For the material that follows, list every line containing the word "estaba".

——

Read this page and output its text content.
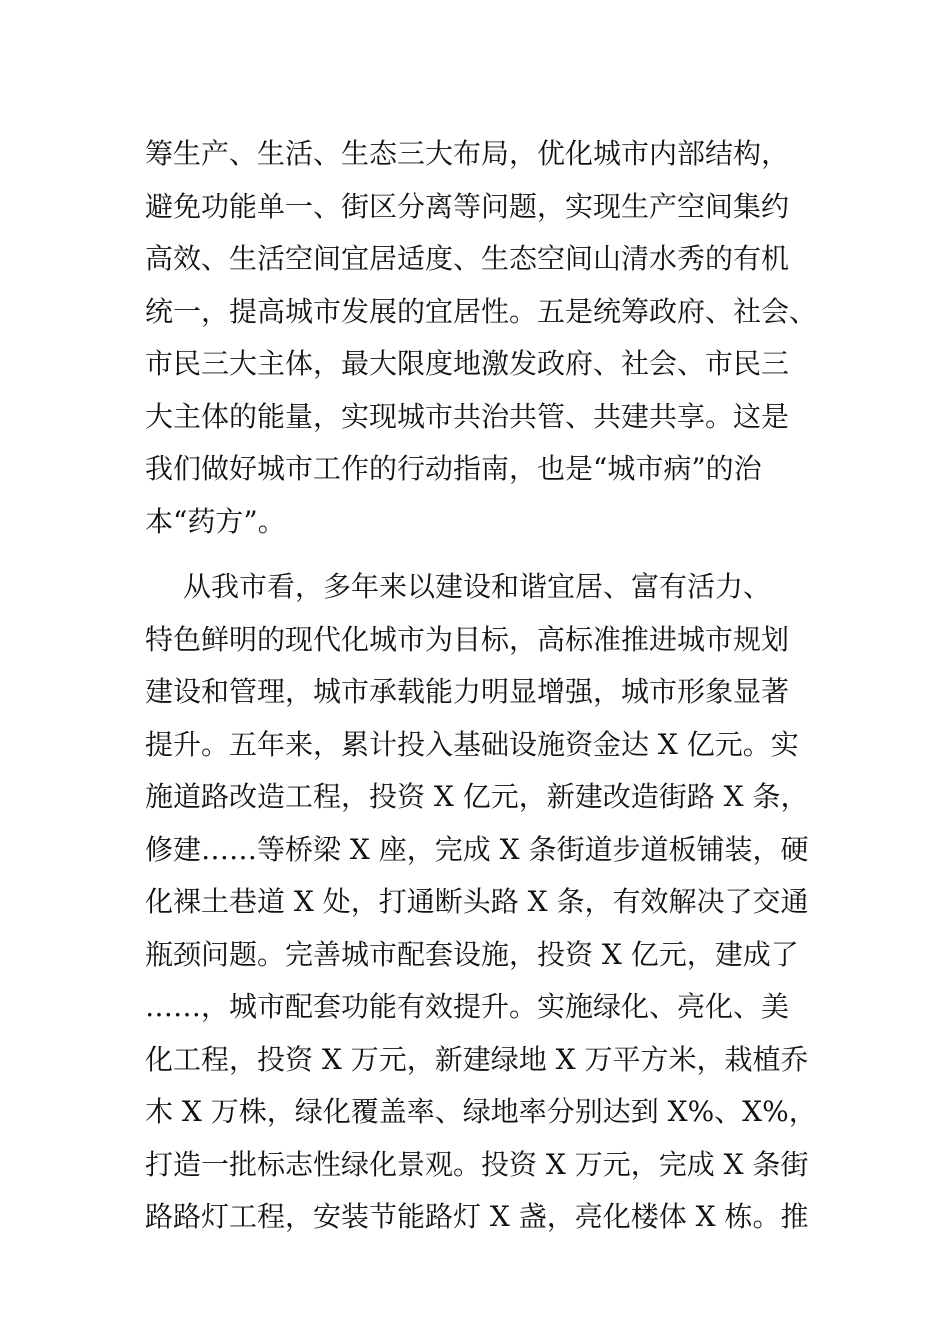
筹生产、生活、生态三大布局，优化城市内部结构，
避免功能单一、街区分离等问题，实现生产空间集约
高效、生活空间宜居适度、生态空间山清水秀的有机
统一，提高城市发展的宜居性。五是统筹政府、社会、
市民三大主体，最大限度地激发政府、社会、市民三
大主体的能量，实现城市共治共管、共建共享。这是
我们做好城市工作的行动指南，也是“城市病”的治
本“药方”。
从我市看，多年来以建设和谐宜居、富有活力、
特色鲜明的现代化城市为目标，高标准推进城市规划
建设和管理，城市承载能力明显增强，城市形象显著
提升。五年来，累计投入基础设施资金达 X 亿元。实
施道路改造工程，投资 X 亿元，新建改造街路 X 条，
修建……等桥梁 X 座，完成 X 条街道步道板铺装，硬
化裸土巷道 X 处，打通断头路 X 条，有效解决了交通
瓶颈问题。完善城市配套设施，投资 X 亿元，建成了
……，城市配套功能有效提升。实施绿化、亮化、美
化工程，投资 X 万元，新建绿地 X 万平方米，栽植乔
木 X 万株，绿化覆盖率、绿地率分别达到 X%、X%，
打造一批标志性绿化景观。投资 X 万元，完成 X 条街
路路灯工程，安装节能路灯 X 盏，亮化楼体 X 栋。推
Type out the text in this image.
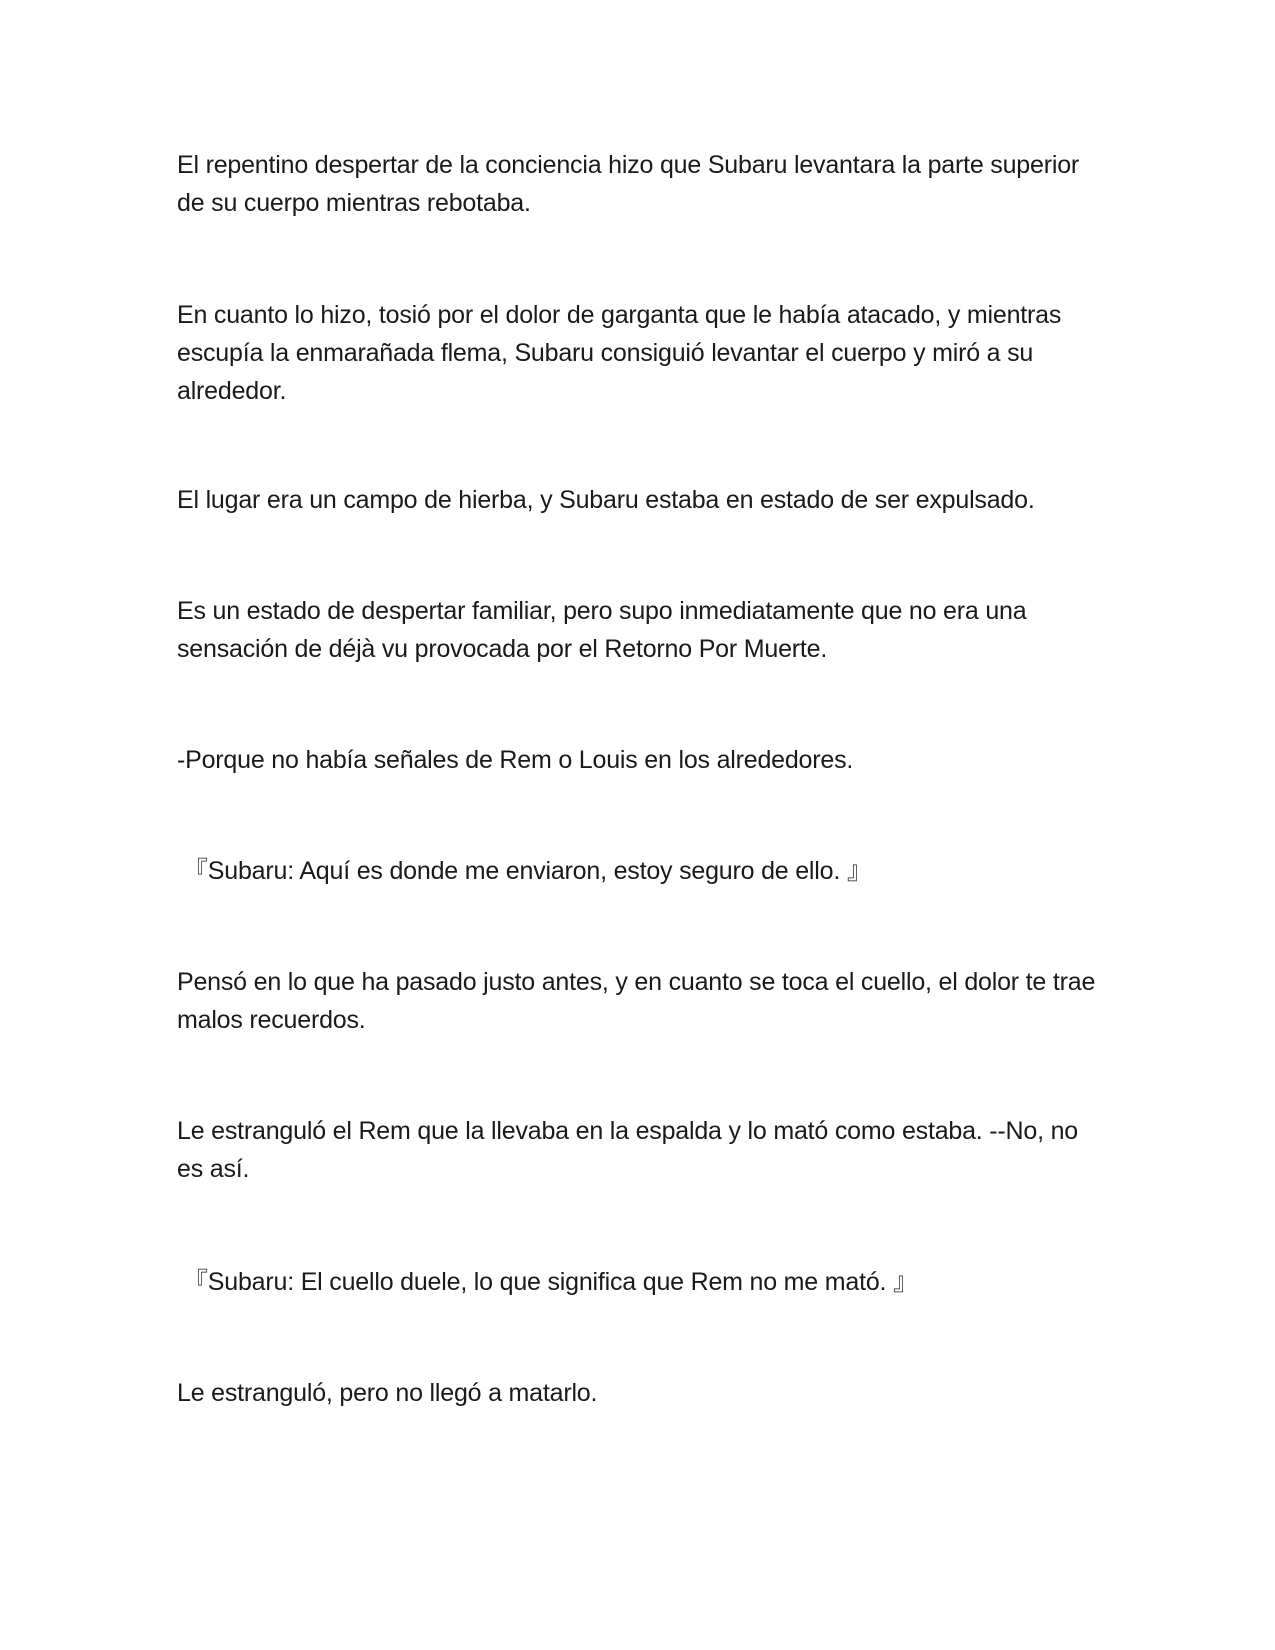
El repentino despertar de la conciencia hizo que Subaru levantara la parte superior de su cuerpo mientras rebotaba.

En cuanto lo hizo, tosió por el dolor de garganta que le había atacado, y mientras escupía la enmarañada flema, Subaru consiguió levantar el cuerpo y miró a su alrededor.

El lugar era un campo de hierba, y Subaru estaba en estado de ser expulsado.

Es un estado de despertar familiar, pero supo inmediatamente que no era una sensación de déjà vu provocada por el Retorno Por Muerte.

-Porque no había señales de Rem o Louis en los alrededores.

『Subaru: Aquí es donde me enviaron, estoy seguro de ello. 』

Pensó en lo que ha pasado justo antes, y en cuanto se toca el cuello, el dolor te trae malos recuerdos.

Le estranguló el Rem que la llevaba en la espalda y lo mató como estaba. --No, no es así.

『Subaru: El cuello duele, lo que significa que Rem no me mató. 』

Le estranguló, pero no llegó a matarlo.
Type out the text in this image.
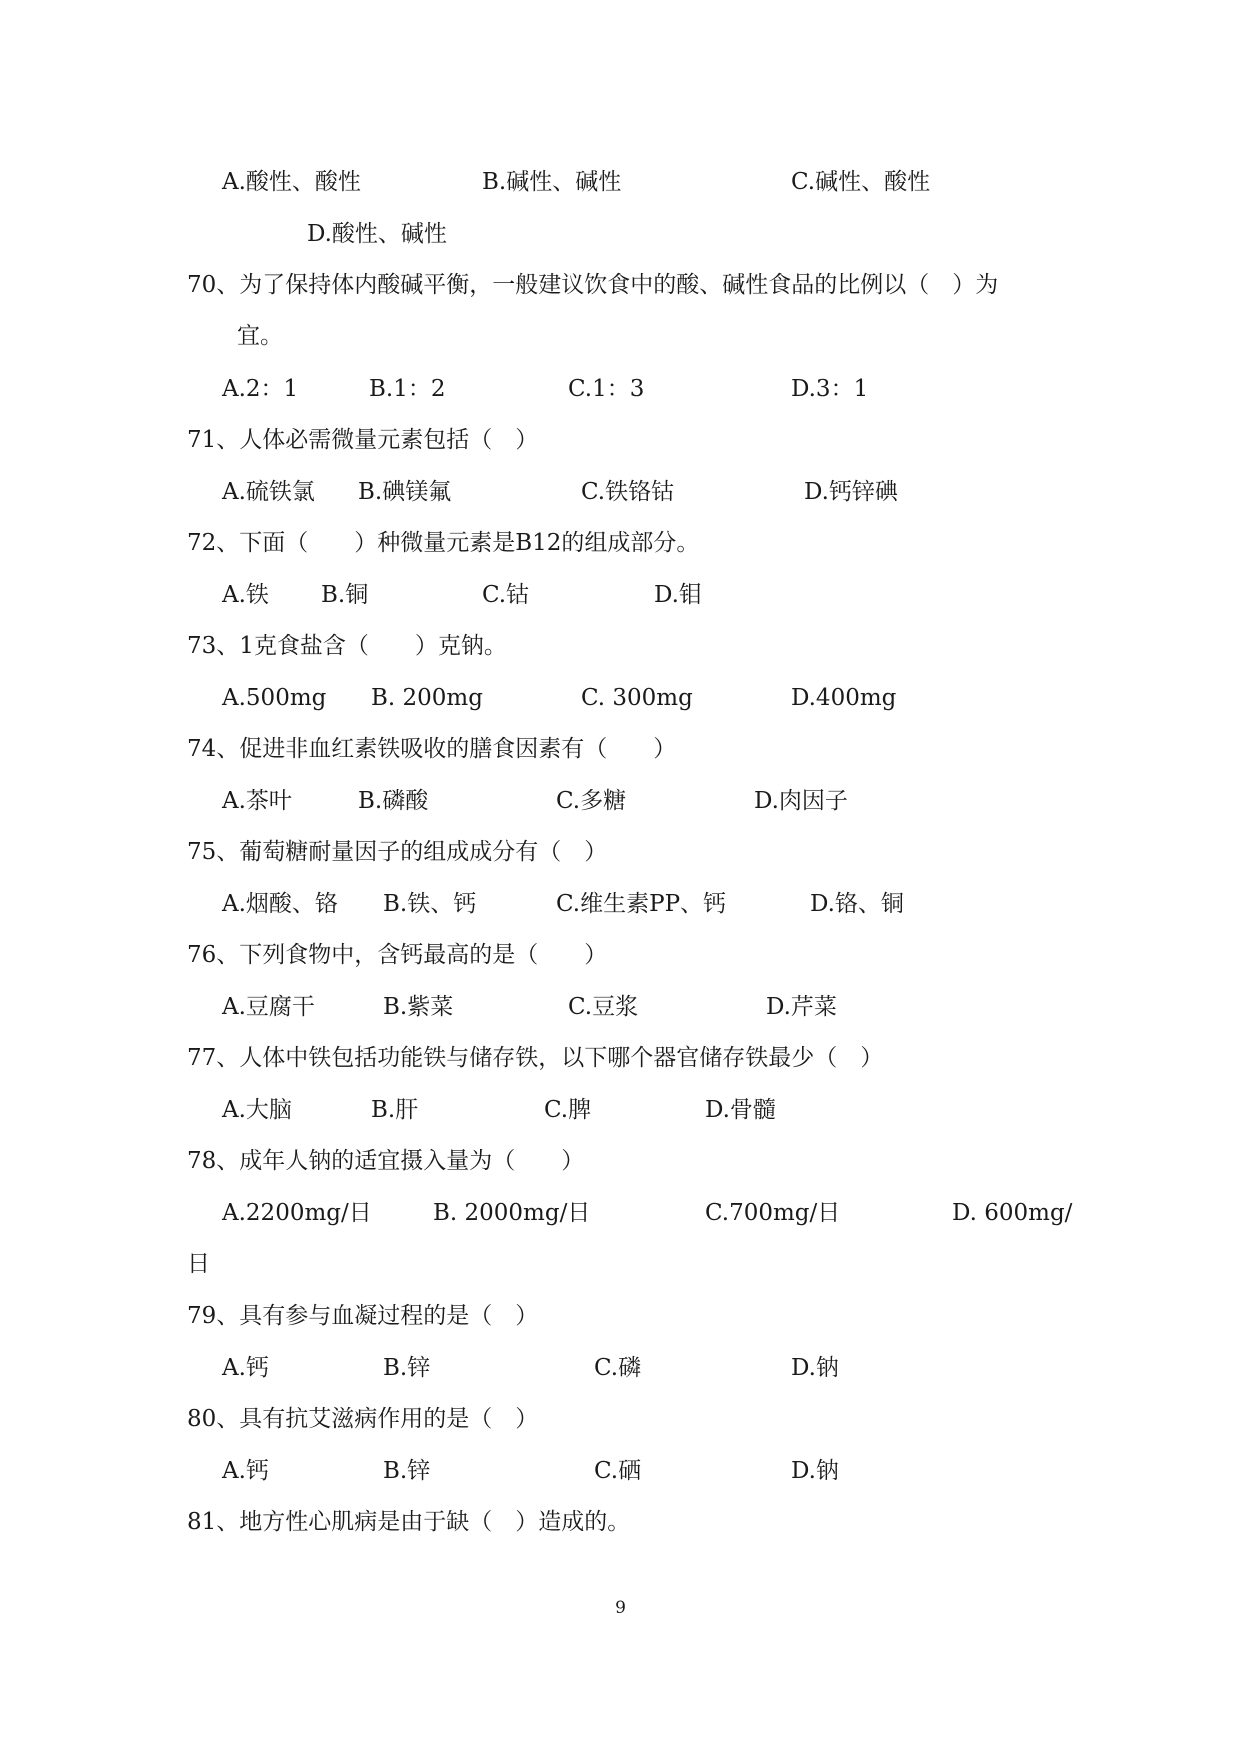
A.酸性、酸性	B.碱性、碱性	C.碱性、酸性
D.酸性、碱性
70、为了保持体内酸碱平衡，一般建议饮食中的酸、碱性食品的比例以（　）为
宜。
A.2：1	B.1：2	C.1：3	D.3：1
71、人体必需微量元素包括（　）
A.硫铁氯 B.碘镁氟	C.铁铬钴	D.钙锌碘
72、下面（　　）种微量元素是B12的组成部分。
A.铁 B.铜	C.钴	D.钼
73、1克食盐含（　　）克钠。
A.500mg B. 200mg	C. 300mg	D.400mg
74、促进非血红素铁吸收的膳食因素有（　　）
A.茶叶	B.磷酸	C.多糖	D.肉因子
75、葡萄糖耐量因子的组成成分有（　）
A.烟酸、铬 B.铁、钙	C.维生素PP、钙	D.铬、铜
76、下列食物中，含钙最高的是（　　）
A.豆腐干	B.紫菜	C.豆浆	D.芹菜
77、人体中铁包括功能铁与储存铁，以下哪个器官储存铁最少（　）
A.大脑	B.肝	C.脾	D.骨髓
78、成年人钠的适宜摄入量为（　　）
A.2200mg/日	B. 2000mg/日	C.700mg/日	D. 600mg/
日
79、具有参与血凝过程的是（　）
A.钙	B.锌	C.磷	D.钠
80、具有抗艾滋病作用的是（　）
A.钙	B.锌	C.硒	D.钠
81、地方性心肌病是由于缺（　）造成的。
9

——

→ **RIGHT ANSWER**
El lugar era un campo de hierba, y Subaru estaba en estado de ser expulsado.
Le estranguló el Rem que la llevaba en la espalda y lo mató como estaba. --No, no es así.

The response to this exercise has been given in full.